Work out how many lines in the data hold the word "Loyalty", and reply with that number only.

*****

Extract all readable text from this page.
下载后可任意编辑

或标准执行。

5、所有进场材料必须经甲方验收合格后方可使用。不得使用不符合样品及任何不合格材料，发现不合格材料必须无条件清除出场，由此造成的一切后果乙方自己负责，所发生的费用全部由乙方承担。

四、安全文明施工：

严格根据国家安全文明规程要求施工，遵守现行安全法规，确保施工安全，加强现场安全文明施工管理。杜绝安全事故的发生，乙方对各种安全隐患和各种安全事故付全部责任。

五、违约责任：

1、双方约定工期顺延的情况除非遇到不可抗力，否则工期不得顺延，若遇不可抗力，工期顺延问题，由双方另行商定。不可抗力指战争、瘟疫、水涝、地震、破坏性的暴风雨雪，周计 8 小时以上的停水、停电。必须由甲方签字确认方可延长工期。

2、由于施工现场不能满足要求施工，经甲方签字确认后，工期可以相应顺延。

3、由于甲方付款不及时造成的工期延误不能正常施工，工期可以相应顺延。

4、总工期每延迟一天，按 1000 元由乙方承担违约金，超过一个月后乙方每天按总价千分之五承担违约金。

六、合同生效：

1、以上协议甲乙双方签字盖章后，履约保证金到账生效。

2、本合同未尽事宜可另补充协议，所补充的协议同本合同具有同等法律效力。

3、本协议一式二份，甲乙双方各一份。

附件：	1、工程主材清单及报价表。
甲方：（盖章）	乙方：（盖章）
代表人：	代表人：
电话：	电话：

*****

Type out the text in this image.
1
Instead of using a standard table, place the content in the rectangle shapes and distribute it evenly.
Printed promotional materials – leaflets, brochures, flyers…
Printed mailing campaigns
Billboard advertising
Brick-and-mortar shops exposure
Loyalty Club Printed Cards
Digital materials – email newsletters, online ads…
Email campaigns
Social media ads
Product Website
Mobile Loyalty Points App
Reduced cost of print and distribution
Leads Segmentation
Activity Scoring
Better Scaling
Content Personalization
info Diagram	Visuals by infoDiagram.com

*****

### EXPECTED ANSWER
2